◆ **TASK OBJECTIVE**: Condense the paragraph in the abstract below that begins "Sports are essential to everyone's health" into a short bulleted list of its main facts.

◆ **EXCERPTED PASSAGE**:
◇ ◇ ◇ ◇ ◇ ◇ ◇
AUTHOR=Liu Jian , Ren Tingting TITLE=Research on the protection of athletes from injury by flexible conjugated materials in sports events JOURNAL=Frontiers in Chemistry VOLUME=11 YEAR=2023 URL=https://www.frontiersin.org/journals/chemistry/articles/10.3389/fchem.2023.1313139 DOI=10.3389/fchem.2023.1313139 ISSN=2296-2646 ABSTRACT=

Sports are essential to everyone’s health because they assist athletes to establish physical and mental balance by strengthening muscles and ligaments. High-intensity training and low-quality equipment for sports tend to cause a wide range of injuries to the athlete. Higher education graduates’ regular education and lives are disrupted, either directly or indirectly, by sports injuries. Therefore, understanding the prevalence and root causes of college athletes’ injuries is crucial for enhancing student athletes’ performance and fostering healthy development. The ever-changing nature of injuries associated with sports and the patchy availability of rehabilitation facilities across India cause alarm. Inaccurately identifying players’ physical indications, uncomfortable clothing, and dissatisfaction with sports equipment are among the issues that can arise. The study investigates the potential of nanoparticles combined with sports flexible conjugate materials for injury prevention in athletes. The article proposed nanotechnology combined with flexible conjugated materials in sports events (Nano-FCM-SE) in sports training, explores the possibility of conjugated materials in enhancing the training effects of athletes, monitoring the status of sports, and bettering equipment. Sports equipment can help keep athletes safe by incorporating nanotechnology and flexible conjugated materials with superior optical, electrical, and other capabilities. Convenience, waterproof materials, flexibility, lightweight, aesthetics, breathability, and durability are evaluated for use in Nano-conjugated sports equipment materials. Evidence suggests that using flexible conjugated materials in athletic training can improve athlete performance and help the overall development of sports. The proposed method yields less negative results than MSI-TENG, TCM-MS, and RANSAC. The proposed damage severity model performs poorly relative to competitors (0.2). Compared to conventional models, the given models are effective on equipment. The sports injury protection system reported in this research has 5.17 percentage points greater detection efficiency than the current state of the art. Hierarchical strategies have the best RMSE for athlete safety. The findings of such methodologies in athlete safety on Nano conjugate materials and sports biology on sporting events and equipment underline the importance of precise data for athlete safety and performance.
◇ ◇ ◇ ◇ ◇ ◇ ◇
◆ **Page layout parsing data**:
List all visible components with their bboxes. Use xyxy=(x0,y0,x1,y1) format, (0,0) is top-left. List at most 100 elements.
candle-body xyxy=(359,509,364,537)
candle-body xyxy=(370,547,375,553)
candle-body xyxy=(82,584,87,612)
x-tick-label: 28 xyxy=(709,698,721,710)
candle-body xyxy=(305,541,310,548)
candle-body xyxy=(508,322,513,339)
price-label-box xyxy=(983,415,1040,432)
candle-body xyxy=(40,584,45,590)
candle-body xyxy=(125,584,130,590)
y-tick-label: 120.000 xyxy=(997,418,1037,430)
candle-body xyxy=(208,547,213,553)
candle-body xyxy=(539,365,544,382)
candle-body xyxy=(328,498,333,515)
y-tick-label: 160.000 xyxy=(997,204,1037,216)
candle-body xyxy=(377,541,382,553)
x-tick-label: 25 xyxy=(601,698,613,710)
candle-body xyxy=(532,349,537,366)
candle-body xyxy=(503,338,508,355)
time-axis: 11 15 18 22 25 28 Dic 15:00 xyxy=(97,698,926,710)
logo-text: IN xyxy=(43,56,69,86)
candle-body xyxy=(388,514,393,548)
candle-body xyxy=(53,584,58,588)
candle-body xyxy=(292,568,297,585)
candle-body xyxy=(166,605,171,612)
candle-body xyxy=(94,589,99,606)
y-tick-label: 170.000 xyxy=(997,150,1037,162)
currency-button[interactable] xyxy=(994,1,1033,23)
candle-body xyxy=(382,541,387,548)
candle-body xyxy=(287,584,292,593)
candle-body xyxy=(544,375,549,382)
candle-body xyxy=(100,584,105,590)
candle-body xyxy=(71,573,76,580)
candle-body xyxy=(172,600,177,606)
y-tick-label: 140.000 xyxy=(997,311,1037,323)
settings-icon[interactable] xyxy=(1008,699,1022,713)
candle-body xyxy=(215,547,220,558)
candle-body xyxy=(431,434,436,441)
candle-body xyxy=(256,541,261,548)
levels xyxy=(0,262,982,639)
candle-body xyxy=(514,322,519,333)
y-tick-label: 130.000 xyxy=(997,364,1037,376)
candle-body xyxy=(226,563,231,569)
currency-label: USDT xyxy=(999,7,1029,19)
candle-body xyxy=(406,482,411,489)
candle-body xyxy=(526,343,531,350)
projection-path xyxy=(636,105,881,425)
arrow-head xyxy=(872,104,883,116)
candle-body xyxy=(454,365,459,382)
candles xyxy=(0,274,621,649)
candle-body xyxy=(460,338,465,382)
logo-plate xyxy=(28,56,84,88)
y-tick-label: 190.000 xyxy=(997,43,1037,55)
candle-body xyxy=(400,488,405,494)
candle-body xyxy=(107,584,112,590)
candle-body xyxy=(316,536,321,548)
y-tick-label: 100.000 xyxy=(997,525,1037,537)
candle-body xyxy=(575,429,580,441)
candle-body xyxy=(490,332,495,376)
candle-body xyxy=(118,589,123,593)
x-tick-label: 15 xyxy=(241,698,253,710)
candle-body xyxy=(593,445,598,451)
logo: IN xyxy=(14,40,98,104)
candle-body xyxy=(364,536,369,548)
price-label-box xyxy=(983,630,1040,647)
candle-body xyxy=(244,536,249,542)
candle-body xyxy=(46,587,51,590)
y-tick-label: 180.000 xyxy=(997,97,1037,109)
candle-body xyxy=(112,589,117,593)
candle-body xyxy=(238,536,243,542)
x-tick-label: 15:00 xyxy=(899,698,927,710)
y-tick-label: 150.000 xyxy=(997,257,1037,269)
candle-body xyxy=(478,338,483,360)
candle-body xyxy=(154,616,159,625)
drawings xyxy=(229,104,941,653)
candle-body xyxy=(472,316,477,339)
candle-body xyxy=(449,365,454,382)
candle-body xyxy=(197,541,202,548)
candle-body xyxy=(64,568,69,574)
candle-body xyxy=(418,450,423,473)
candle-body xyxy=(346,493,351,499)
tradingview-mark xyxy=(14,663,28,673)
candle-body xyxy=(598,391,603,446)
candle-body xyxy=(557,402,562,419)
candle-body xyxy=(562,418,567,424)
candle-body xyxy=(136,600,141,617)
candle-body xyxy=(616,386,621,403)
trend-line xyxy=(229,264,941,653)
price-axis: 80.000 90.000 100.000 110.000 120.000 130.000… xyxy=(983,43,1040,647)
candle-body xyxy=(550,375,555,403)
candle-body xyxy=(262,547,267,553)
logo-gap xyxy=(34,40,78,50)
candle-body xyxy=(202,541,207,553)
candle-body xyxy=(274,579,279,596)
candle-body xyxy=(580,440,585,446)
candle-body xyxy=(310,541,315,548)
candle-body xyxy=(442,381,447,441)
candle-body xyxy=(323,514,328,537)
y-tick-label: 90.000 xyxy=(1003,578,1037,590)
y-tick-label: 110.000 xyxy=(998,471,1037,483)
◇ ◇ ◇ ◇ ◇ ◇ ◇
◆ **EXERCISE RESPONSE**:
- Sports build physical and mental balance by strengthening muscles and ligaments, but high-intensity training and low-quality equipment can cause a wide range of injuries.
- Sports injuries disrupt college students' education and lives, so knowing how common these injuries are and what causes them matters for performance and healthy development.
- In India, the changing nature of sports injuries and patchy access to rehabilitation facilities are a concern. Other problems include misread physical indications, uncomfortable clothing and poor equipment.
- The study proposes combining nanotechnology with flexible conjugated materials in sports events (Nano-FCM-SE) to improve training effects, monitor athletes' status and make equipment better and safer.
- The materials are evaluated for convenience, waterproofing, flexibility, light weight, aesthetics, breathability and durability.
- The proposed method yields fewer negative results than MSI-TENG, TCM-MS and RANSAC. Its injury protection system detects 5.17 percentage points more efficiently than the current state of the art.
- Hierarchical strategies give the best RMSE for athlete safety, and the findings stress the need for precise data for athlete safety and performance.